Leave out the images and repeat the listing below without a single change.

#####

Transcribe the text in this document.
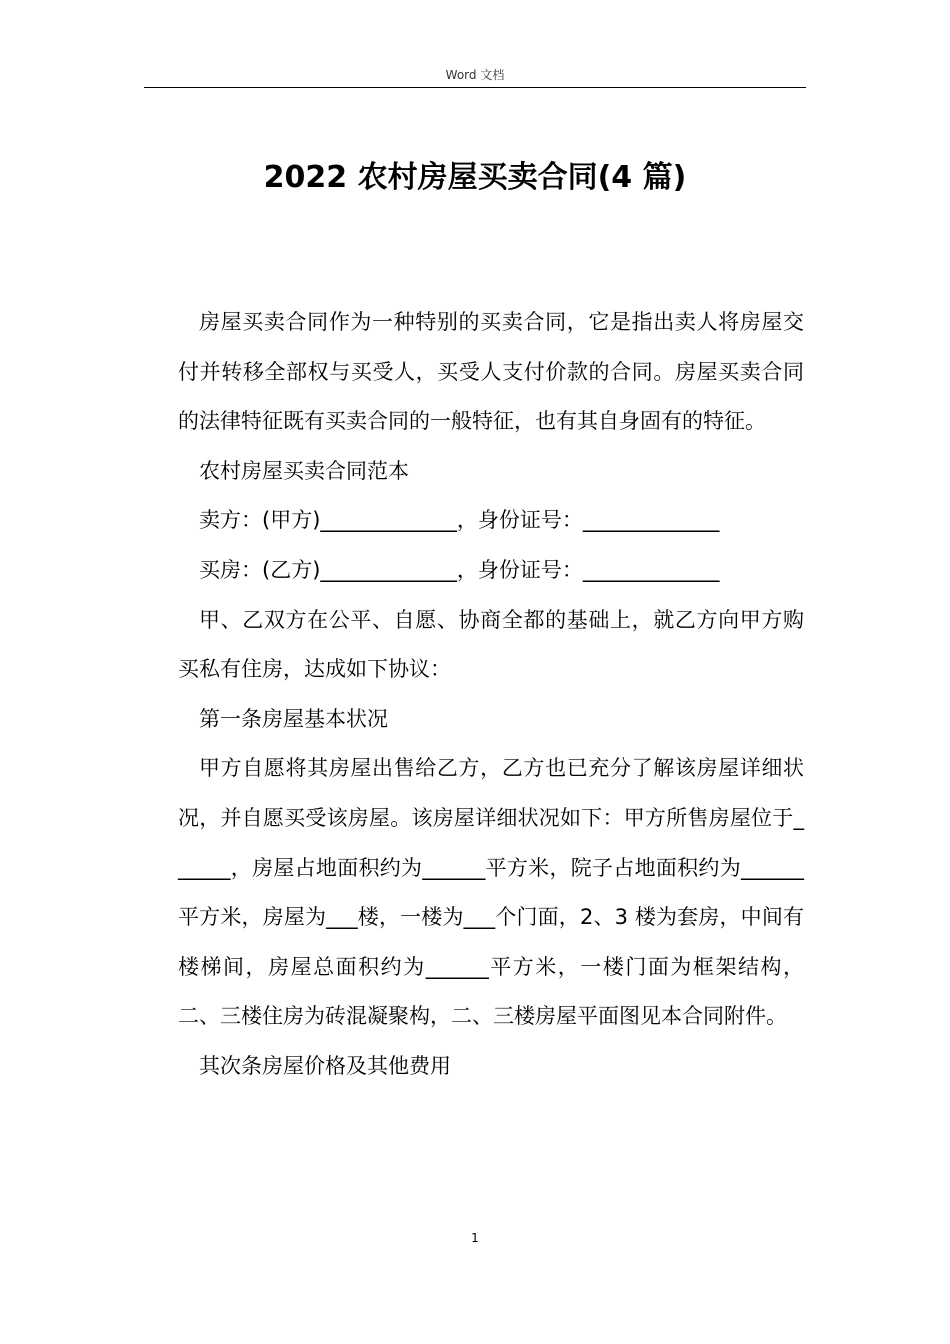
Word 文档
2022 农村房屋买卖合同(4 篇)

房屋买卖合同作为一种特别的买卖合同，它是指出卖人将房屋交付并转移全部权与买受人，买受人支付价款的合同。房屋买卖合同的法律特征既有买卖合同的一般特征，也有其自身固有的特征。

农村房屋买卖合同范本

卖方：(甲方)_____________，身份证号：_____________

买房：(乙方)_____________，身份证号：_____________

甲、乙双方在公平、自愿、协商全都的基础上，就乙方向甲方购买私有住房，达成如下协议：

第一条房屋基本状况

甲方自愿将其房屋出售给乙方，乙方也已充分了解该房屋详细状况，并自愿买受该房屋。该房屋详细状况如下：甲方所售房屋位于______，房屋占地面积约为______平方米，院子占地面积约为______平方米，房屋为___楼，一楼为___个门面，2、3 楼为套房，中间有楼梯间，房屋总面积约为______平方米，一楼门面为框架结构，二、三楼住房为砖混凝聚构，二、三楼房屋平面图见本合同附件。

其次条房屋价格及其他费用

1
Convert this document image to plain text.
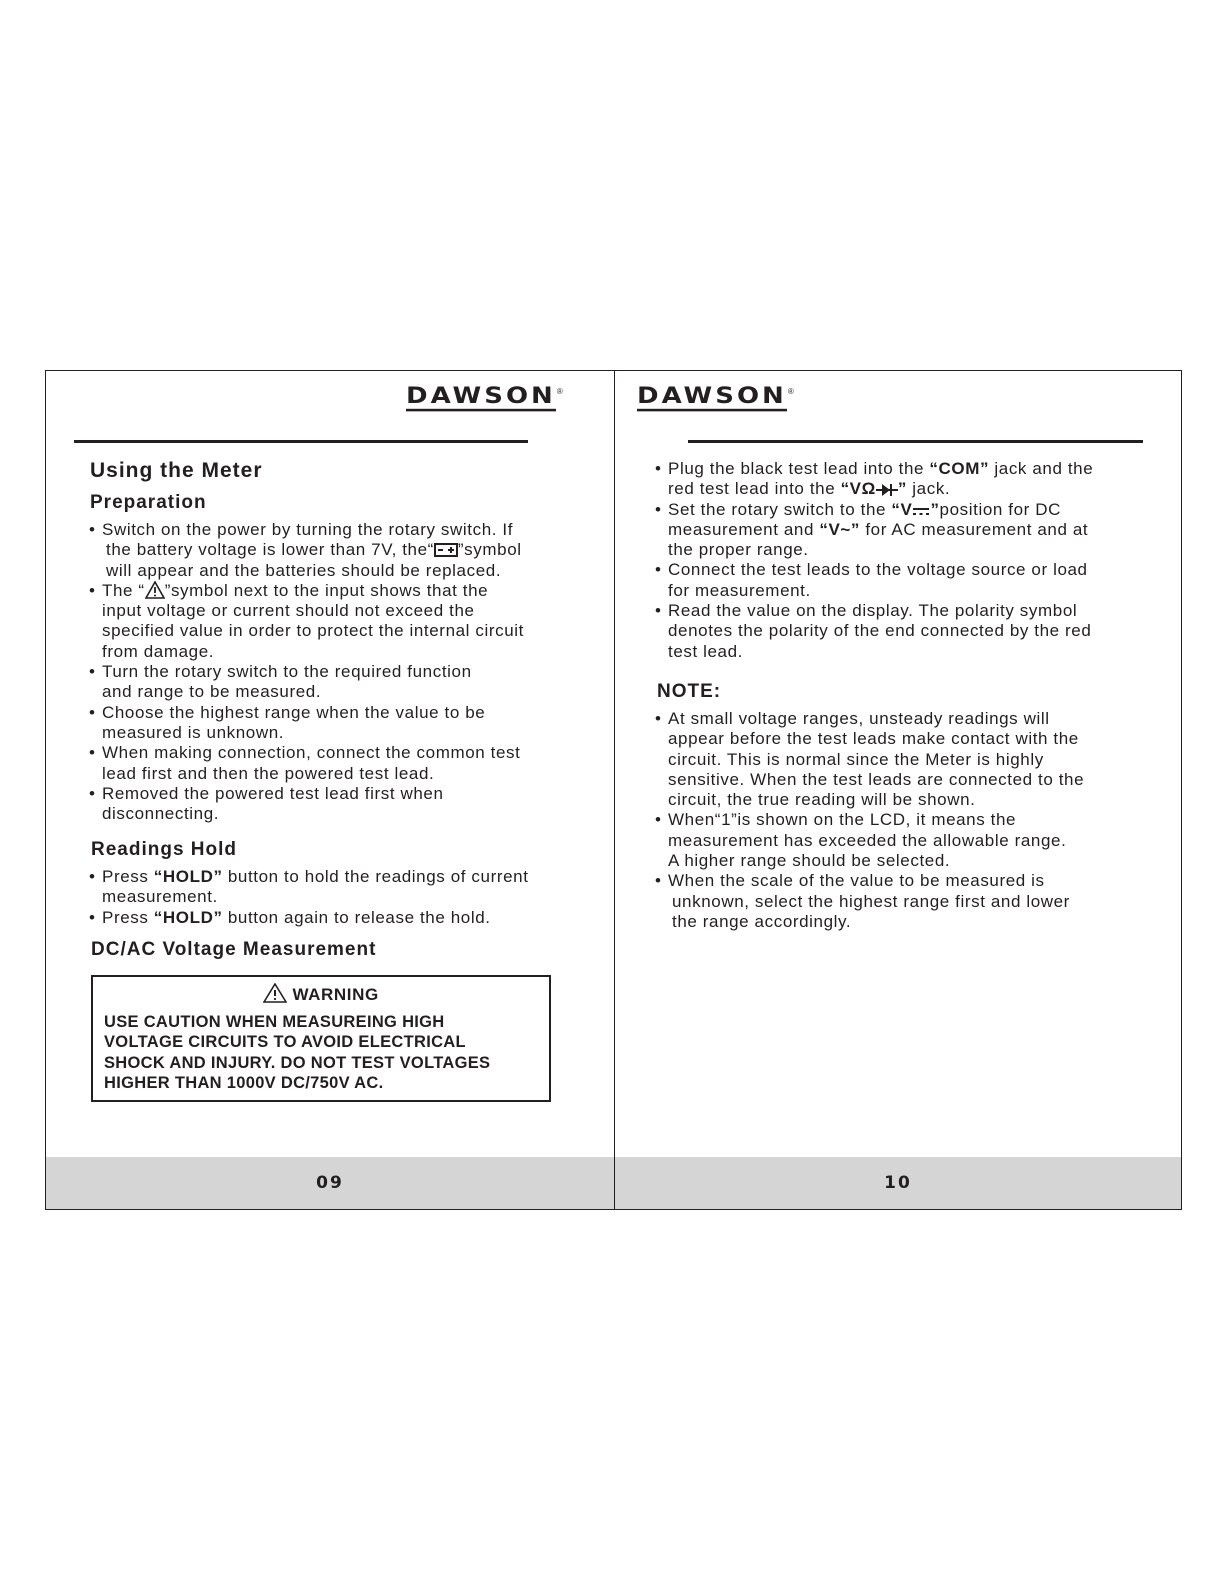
DAWSON ®
Using the Meter
Preparation
• Switch on the power by turning the rotary switch. If
the battery voltage is lower than 7V, the“ ”symbol
will appear and the batteries should be replaced.
• The “ ”symbol next to the input shows that the
input voltage or current should not exceed the
specified value in order to protect the internal circuit
from damage.
• Turn the rotary switch to the required function
and range to be measured.
• Choose the highest range when the value to be
measured is unknown.
• When making connection, connect the common test
lead first and then the powered test lead.
• Removed the powered test lead first when
disconnecting.
Readings Hold
• Press “HOLD” button to hold the readings of current
measurement.
• Press “HOLD” button again to release the hold.
DC/AC Voltage Measurement
WARNING
USE CAUTION WHEN MEASUREING HIGH
VOLTAGE CIRCUITS TO AVOID ELECTRICAL
SHOCK AND INJURY. DO NOT TEST VOLTAGES
HIGHER THAN 1000V DC/750V AC.
09
DAWSON ®
• Plug the black test lead into the “COM” jack and the
red test lead into the “VΩ ” jack.
• Set the rotary switch to the “V ”position for DC
measurement and “V~” for AC measurement and at
the proper range.
• Connect the test leads to the voltage source or load
for measurement.
• Read the value on the display. The polarity symbol
denotes the polarity of the end connected by the red
test lead.
NOTE:
• At small voltage ranges, unsteady readings will
appear before the test leads make contact with the
circuit. This is normal since the Meter is highly
sensitive. When the test leads are connected to the
circuit, the true reading will be shown.
• When“1”is shown on the LCD, it means the
measurement has exceeded the allowable range.
A higher range should be selected.
• When the scale of the value to be measured is
unknown, select the highest range first and lower
the range accordingly.
10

#####

» Response to the task:
Transcribe the text in this document.
Word 文档
2022 农村房屋买卖合同(4 篇)

房屋买卖合同作为一种特别的买卖合同，它是指出卖人将房屋交付并转移全部权与买受人，买受人支付价款的合同。房屋买卖合同的法律特征既有买卖合同的一般特征，也有其自身固有的特征。

农村房屋买卖合同范本

卖方：(甲方)_____________，身份证号：_____________

买房：(乙方)_____________，身份证号：_____________

甲、乙双方在公平、自愿、协商全都的基础上，就乙方向甲方购买私有住房，达成如下协议：

第一条房屋基本状况

甲方自愿将其房屋出售给乙方，乙方也已充分了解该房屋详细状况，并自愿买受该房屋。该房屋详细状况如下：甲方所售房屋位于______，房屋占地面积约为______平方米，院子占地面积约为______平方米，房屋为___楼，一楼为___个门面，2、3 楼为套房，中间有楼梯间，房屋总面积约为______平方米，一楼门面为框架结构，二、三楼住房为砖混凝聚构，二、三楼房屋平面图见本合同附件。

其次条房屋价格及其他费用

1
Convert this document image to plain text.
DAWSON ®
Using the Meter
Preparation
• Switch on the power by turning the rotary switch. If
the battery voltage is lower than 7V, the“ ”symbol
will appear and the batteries should be replaced.
• The “ ”symbol next to the input shows that the
input voltage or current should not exceed the
specified value in order to protect the internal circuit
from damage.
• Turn the rotary switch to the required function
and range to be measured.
• Choose the highest range when the value to be
measured is unknown.
• When making connection, connect the common test
lead first and then the powered test lead.
• Removed the powered test lead first when
disconnecting.
Readings Hold
• Press “HOLD” button to hold the readings of current
measurement.
• Press “HOLD” button again to release the hold.
DC/AC Voltage Measurement
WARNING
USE CAUTION WHEN MEASUREING HIGH
VOLTAGE CIRCUITS TO AVOID ELECTRICAL
SHOCK AND INJURY. DO NOT TEST VOLTAGES
HIGHER THAN 1000V DC/750V AC.
09
DAWSON ®
• Plug the black test lead into the “COM” jack and the
red test lead into the “VΩ ” jack.
• Set the rotary switch to the “V ”position for DC
measurement and “V~” for AC measurement and at
the proper range.
• Connect the test leads to the voltage source or load
for measurement.
• Read the value on the display. The polarity symbol
denotes the polarity of the end connected by the red
test lead.
NOTE:
• At small voltage ranges, unsteady readings will
appear before the test leads make contact with the
circuit. This is normal since the Meter is highly
sensitive. When the test leads are connected to the
circuit, the true reading will be shown.
• When“1”is shown on the LCD, it means the
measurement has exceeded the allowable range.
A higher range should be selected.
• When the scale of the value to be measured is
unknown, select the highest range first and lower
the range accordingly.
10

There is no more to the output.